── Extracted material ──
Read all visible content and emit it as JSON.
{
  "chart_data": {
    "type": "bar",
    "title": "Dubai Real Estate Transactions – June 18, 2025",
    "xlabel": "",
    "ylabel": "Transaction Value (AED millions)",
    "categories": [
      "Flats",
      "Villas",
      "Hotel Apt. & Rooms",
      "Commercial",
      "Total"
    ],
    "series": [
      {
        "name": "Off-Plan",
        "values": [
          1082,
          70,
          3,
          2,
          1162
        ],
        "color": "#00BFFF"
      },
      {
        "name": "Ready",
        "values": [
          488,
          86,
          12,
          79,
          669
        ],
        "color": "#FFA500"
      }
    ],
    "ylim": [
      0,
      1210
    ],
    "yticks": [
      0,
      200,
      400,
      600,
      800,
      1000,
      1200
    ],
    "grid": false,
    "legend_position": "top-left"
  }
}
───
To be done - Extract the full listing and reproduce each line exactly.

In response -
Read all visible content and emit it as JSON.
{
  "chart_data": {
    "type": "bar",
    "title": "Dubai Real Estate Transactions – June 18, 2025",
    "xlabel": "",
    "ylabel": "Transaction Value (AED millions)",
    "categories": [
      "Flats",
      "Villas",
      "Hotel Apt. & Rooms",
      "Commercial",
      "Total"
    ],
    "series": [
      {
        "name": "Off-Plan",
        "values": [
          1082,
          70,
          3,
          2,
          1162
        ],
        "color": "#00BFFF"
      },
      {
        "name": "Ready",
        "values": [
          488,
          86,
          12,
          79,
          669
        ],
        "color": "#FFA500"
      }
    ],
    "ylim": [
      0,
      1210
    ],
    "yticks": [
      0,
      200,
      400,
      600,
      800,
      1000,
      1200
    ],
    "grid": false,
    "legend_position": "top-left"
  }
}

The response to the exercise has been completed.